Problem to solve
Search the listing below for the word "août" and copy each line that holds it.

+++ Given data

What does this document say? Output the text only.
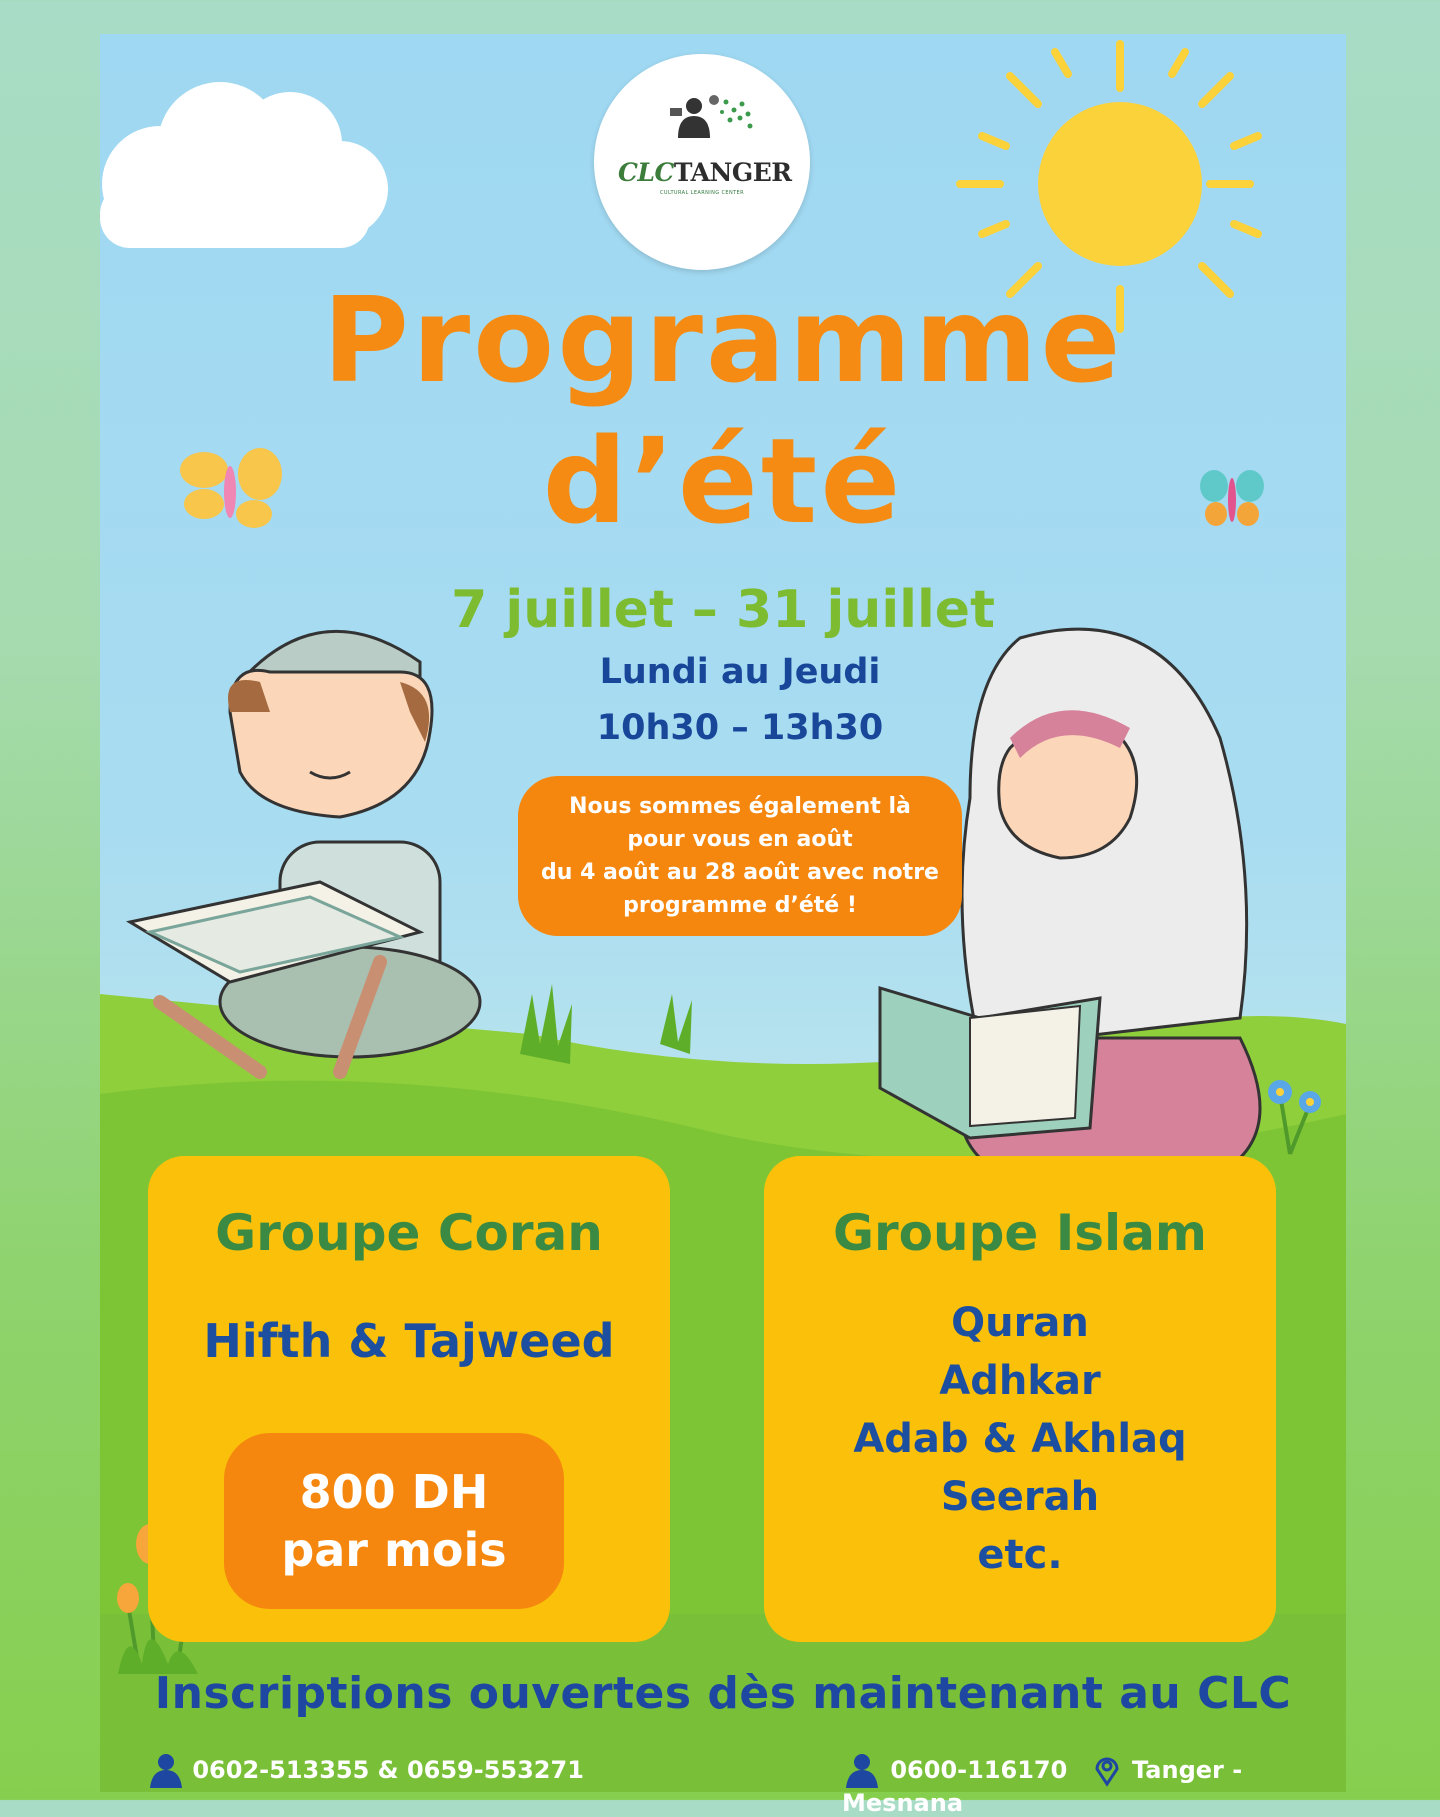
CLCTANGER
CULTURAL LEARNING CENTER
Programme
d’été
7 juillet – 31 juillet
Lundi au Jeudi
10h30 – 13h30
Nous sommes également là
pour vous en août
du 4 août au 28 août avec notre
programme d’été !
Groupe Coran
Hifth & Tajweed
800 DH
par mois
Groupe Islam
Quran
Adhkar
Adab & Akhlaq
Seerah
etc.
Inscriptions ouvertes dès maintenant au CLC
0602-513355 & 0659-553271	0600-116170	Tanger - Mesnana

++++++

Finished task
pour vous en août
du 4 août au 28 août avec notre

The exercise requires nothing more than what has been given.